┌─ Working data
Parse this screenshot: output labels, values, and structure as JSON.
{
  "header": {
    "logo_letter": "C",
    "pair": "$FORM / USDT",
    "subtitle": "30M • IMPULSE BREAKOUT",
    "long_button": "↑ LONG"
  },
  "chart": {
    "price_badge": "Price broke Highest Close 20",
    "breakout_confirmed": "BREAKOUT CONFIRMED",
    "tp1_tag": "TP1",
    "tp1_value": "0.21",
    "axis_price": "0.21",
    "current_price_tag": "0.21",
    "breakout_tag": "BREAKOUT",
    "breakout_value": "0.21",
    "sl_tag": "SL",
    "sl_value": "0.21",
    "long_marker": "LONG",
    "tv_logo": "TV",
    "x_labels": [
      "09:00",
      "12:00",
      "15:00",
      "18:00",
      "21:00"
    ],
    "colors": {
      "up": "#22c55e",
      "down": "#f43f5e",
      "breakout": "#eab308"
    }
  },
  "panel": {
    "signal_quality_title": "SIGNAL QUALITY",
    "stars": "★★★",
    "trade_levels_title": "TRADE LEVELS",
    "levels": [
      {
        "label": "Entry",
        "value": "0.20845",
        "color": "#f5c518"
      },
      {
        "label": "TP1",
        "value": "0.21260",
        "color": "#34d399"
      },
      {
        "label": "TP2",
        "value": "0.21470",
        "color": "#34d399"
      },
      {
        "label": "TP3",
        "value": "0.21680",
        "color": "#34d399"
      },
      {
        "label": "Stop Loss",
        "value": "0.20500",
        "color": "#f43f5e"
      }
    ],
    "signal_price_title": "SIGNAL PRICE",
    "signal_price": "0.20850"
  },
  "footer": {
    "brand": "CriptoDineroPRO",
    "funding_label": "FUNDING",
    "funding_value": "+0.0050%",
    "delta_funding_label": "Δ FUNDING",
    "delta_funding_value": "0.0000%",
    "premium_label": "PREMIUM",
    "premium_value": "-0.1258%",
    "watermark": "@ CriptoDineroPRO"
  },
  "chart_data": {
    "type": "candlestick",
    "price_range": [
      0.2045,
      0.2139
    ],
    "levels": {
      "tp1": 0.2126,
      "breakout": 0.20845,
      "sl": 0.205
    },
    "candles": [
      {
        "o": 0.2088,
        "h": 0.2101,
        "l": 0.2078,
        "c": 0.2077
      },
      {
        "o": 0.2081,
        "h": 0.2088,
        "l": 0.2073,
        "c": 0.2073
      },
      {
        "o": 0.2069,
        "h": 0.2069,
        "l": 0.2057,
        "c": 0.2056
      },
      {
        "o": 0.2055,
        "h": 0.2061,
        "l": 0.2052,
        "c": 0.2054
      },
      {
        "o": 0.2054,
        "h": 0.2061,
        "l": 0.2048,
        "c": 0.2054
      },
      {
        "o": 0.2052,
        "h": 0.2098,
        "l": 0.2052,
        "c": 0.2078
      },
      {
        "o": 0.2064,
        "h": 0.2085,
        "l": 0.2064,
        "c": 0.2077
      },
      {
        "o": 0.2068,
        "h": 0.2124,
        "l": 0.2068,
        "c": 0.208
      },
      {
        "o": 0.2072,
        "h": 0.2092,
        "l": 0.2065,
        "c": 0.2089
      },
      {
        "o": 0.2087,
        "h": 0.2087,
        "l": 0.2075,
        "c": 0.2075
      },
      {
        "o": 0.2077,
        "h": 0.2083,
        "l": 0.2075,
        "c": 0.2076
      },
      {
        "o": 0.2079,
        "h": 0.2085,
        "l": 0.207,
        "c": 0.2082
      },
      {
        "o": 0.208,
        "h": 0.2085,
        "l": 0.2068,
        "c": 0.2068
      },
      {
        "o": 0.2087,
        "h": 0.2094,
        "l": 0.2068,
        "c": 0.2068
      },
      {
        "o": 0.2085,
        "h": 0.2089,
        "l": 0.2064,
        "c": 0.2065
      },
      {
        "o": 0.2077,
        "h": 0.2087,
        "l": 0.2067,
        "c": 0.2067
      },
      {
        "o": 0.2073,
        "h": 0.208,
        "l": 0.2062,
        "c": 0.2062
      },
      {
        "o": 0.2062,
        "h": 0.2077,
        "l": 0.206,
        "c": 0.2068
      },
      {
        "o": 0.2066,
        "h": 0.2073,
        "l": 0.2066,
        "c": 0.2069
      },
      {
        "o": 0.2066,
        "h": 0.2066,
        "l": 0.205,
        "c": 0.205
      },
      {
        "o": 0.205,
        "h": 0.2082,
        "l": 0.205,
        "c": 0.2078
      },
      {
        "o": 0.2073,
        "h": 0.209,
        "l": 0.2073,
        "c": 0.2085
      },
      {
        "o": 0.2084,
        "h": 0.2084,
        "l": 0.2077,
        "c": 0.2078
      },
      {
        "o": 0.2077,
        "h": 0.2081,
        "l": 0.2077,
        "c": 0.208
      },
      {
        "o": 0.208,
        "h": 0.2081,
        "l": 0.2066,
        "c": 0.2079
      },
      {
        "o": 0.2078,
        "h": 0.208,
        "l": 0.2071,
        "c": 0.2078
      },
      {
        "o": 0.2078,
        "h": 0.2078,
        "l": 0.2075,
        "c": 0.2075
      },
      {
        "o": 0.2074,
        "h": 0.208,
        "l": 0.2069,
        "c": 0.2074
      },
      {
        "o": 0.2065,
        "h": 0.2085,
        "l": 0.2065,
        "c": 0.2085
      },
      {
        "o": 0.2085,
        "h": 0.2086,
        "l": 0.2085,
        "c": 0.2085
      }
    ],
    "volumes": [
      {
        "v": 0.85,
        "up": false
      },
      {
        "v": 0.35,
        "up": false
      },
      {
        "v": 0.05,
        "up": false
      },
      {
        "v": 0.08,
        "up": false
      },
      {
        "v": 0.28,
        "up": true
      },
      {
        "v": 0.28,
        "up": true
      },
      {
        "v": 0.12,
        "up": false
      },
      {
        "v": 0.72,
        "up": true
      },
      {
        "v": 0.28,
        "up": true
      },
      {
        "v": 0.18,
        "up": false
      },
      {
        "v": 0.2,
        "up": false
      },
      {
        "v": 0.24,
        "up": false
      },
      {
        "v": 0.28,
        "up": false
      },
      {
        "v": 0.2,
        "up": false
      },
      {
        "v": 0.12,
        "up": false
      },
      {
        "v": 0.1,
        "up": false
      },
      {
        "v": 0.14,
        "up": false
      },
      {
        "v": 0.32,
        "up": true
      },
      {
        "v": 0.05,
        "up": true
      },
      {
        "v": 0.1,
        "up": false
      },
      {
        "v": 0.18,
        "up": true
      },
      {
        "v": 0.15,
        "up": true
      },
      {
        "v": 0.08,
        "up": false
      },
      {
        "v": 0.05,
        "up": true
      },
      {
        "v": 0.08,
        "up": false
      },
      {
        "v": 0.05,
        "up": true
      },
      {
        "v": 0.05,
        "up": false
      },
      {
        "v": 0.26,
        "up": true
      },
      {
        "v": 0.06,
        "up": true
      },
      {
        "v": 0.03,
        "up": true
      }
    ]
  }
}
└─
### Aim
Make a verbatim copy of every entry shown above.

### Full solution
Parse this screenshot: output labels, values, and structure as JSON.
{
  "header": {
    "logo_letter": "C",
    "pair": "$FORM / USDT",
    "subtitle": "30M • IMPULSE BREAKOUT",
    "long_button": "↑ LONG"
  },
  "chart": {
    "price_badge": "Price broke Highest Close 20",
    "breakout_confirmed": "BREAKOUT CONFIRMED",
    "tp1_tag": "TP1",
    "tp1_value": "0.21",
    "axis_price": "0.21",
    "current_price_tag": "0.21",
    "breakout_tag": "BREAKOUT",
    "breakout_value": "0.21",
    "sl_tag": "SL",
    "sl_value": "0.21",
    "long_marker": "LONG",
    "tv_logo": "TV",
    "x_labels": [
      "09:00",
      "12:00",
      "15:00",
      "18:00",
      "21:00"
    ],
    "colors": {
      "up": "#22c55e",
      "down": "#f43f5e",
      "breakout": "#eab308"
    }
  },
  "panel": {
    "signal_quality_title": "SIGNAL QUALITY",
    "stars": "★★★",
    "trade_levels_title": "TRADE LEVELS",
    "levels": [
      {
        "label": "Entry",
        "value": "0.20845",
        "color": "#f5c518"
      },
      {
        "label": "TP1",
        "value": "0.21260",
        "color": "#34d399"
      },
      {
        "label": "TP2",
        "value": "0.21470",
        "color": "#34d399"
      },
      {
        "label": "TP3",
        "value": "0.21680",
        "color": "#34d399"
      },
      {
        "label": "Stop Loss",
        "value": "0.20500",
        "color": "#f43f5e"
      }
    ],
    "signal_price_title": "SIGNAL PRICE",
    "signal_price": "0.20850"
  },
  "footer": {
    "brand": "CriptoDineroPRO",
    "funding_label": "FUNDING",
    "funding_value": "+0.0050%",
    "delta_funding_label": "Δ FUNDING",
    "delta_funding_value": "0.0000%",
    "premium_label": "PREMIUM",
    "premium_value": "-0.1258%",
    "watermark": "@ CriptoDineroPRO"
  },
  "chart_data": {
    "type": "candlestick",
    "price_range": [
      0.2045,
      0.2139
    ],
    "levels": {
      "tp1": 0.2126,
      "breakout": 0.20845,
      "sl": 0.205
    },
    "candles": [
      {
        "o": 0.2088,
        "h": 0.2101,
        "l": 0.2078,
        "c": 0.2077
      },
      {
        "o": 0.2081,
        "h": 0.2088,
        "l": 0.2073,
        "c": 0.2073
      },
      {
        "o": 0.2069,
        "h": 0.2069,
        "l": 0.2057,
        "c": 0.2056
      },
      {
        "o": 0.2055,
        "h": 0.2061,
        "l": 0.2052,
        "c": 0.2054
      },
      {
        "o": 0.2054,
        "h": 0.2061,
        "l": 0.2048,
        "c": 0.2054
      },
      {
        "o": 0.2052,
        "h": 0.2098,
        "l": 0.2052,
        "c": 0.2078
      },
      {
        "o": 0.2064,
        "h": 0.2085,
        "l": 0.2064,
        "c": 0.2077
      },
      {
        "o": 0.2068,
        "h": 0.2124,
        "l": 0.2068,
        "c": 0.208
      },
      {
        "o": 0.2072,
        "h": 0.2092,
        "l": 0.2065,
        "c": 0.2089
      },
      {
        "o": 0.2087,
        "h": 0.2087,
        "l": 0.2075,
        "c": 0.2075
      },
      {
        "o": 0.2077,
        "h": 0.2083,
        "l": 0.2075,
        "c": 0.2076
      },
      {
        "o": 0.2079,
        "h": 0.2085,
        "l": 0.207,
        "c": 0.2082
      },
      {
        "o": 0.208,
        "h": 0.2085,
        "l": 0.2068,
        "c": 0.2068
      },
      {
        "o": 0.2087,
        "h": 0.2094,
        "l": 0.2068,
        "c": 0.2068
      },
      {
        "o": 0.2085,
        "h": 0.2089,
        "l": 0.2064,
        "c": 0.2065
      },
      {
        "o": 0.2077,
        "h": 0.2087,
        "l": 0.2067,
        "c": 0.2067
      },
      {
        "o": 0.2073,
        "h": 0.208,
        "l": 0.2062,
        "c": 0.2062
      },
      {
        "o": 0.2062,
        "h": 0.2077,
        "l": 0.206,
        "c": 0.2068
      },
      {
        "o": 0.2066,
        "h": 0.2073,
        "l": 0.2066,
        "c": 0.2069
      },
      {
        "o": 0.2066,
        "h": 0.2066,
        "l": 0.205,
        "c": 0.205
      },
      {
        "o": 0.205,
        "h": 0.2082,
        "l": 0.205,
        "c": 0.2078
      },
      {
        "o": 0.2073,
        "h": 0.209,
        "l": 0.2073,
        "c": 0.2085
      },
      {
        "o": 0.2084,
        "h": 0.2084,
        "l": 0.2077,
        "c": 0.2078
      },
      {
        "o": 0.2077,
        "h": 0.2081,
        "l": 0.2077,
        "c": 0.208
      },
      {
        "o": 0.208,
        "h": 0.2081,
        "l": 0.2066,
        "c": 0.2079
      },
      {
        "o": 0.2078,
        "h": 0.208,
        "l": 0.2071,
        "c": 0.2078
      },
      {
        "o": 0.2078,
        "h": 0.2078,
        "l": 0.2075,
        "c": 0.2075
      },
      {
        "o": 0.2074,
        "h": 0.208,
        "l": 0.2069,
        "c": 0.2074
      },
      {
        "o": 0.2065,
        "h": 0.2085,
        "l": 0.2065,
        "c": 0.2085
      },
      {
        "o": 0.2085,
        "h": 0.2086,
        "l": 0.2085,
        "c": 0.2085
      }
    ],
    "volumes": [
      {
        "v": 0.85,
        "up": false
      },
      {
        "v": 0.35,
        "up": false
      },
      {
        "v": 0.05,
        "up": false
      },
      {
        "v": 0.08,
        "up": false
      },
      {
        "v": 0.28,
        "up": true
      },
      {
        "v": 0.28,
        "up": true
      },
      {
        "v": 0.12,
        "up": false
      },
      {
        "v": 0.72,
        "up": true
      },
      {
        "v": 0.28,
        "up": true
      },
      {
        "v": 0.18,
        "up": false
      },
      {
        "v": 0.2,
        "up": false
      },
      {
        "v": 0.24,
        "up": false
      },
      {
        "v": 0.28,
        "up": false
      },
      {
        "v": 0.2,
        "up": false
      },
      {
        "v": 0.12,
        "up": false
      },
      {
        "v": 0.1,
        "up": false
      },
      {
        "v": 0.14,
        "up": false
      },
      {
        "v": 0.32,
        "up": true
      },
      {
        "v": 0.05,
        "up": true
      },
      {
        "v": 0.1,
        "up": false
      },
      {
        "v": 0.18,
        "up": true
      },
      {
        "v": 0.15,
        "up": true
      },
      {
        "v": 0.08,
        "up": false
      },
      {
        "v": 0.05,
        "up": true
      },
      {
        "v": 0.08,
        "up": false
      },
      {
        "v": 0.05,
        "up": true
      },
      {
        "v": 0.05,
        "up": false
      },
      {
        "v": 0.26,
        "up": true
      },
      {
        "v": 0.06,
        "up": true
      },
      {
        "v": 0.03,
        "up": true
      }
    ]
  }
}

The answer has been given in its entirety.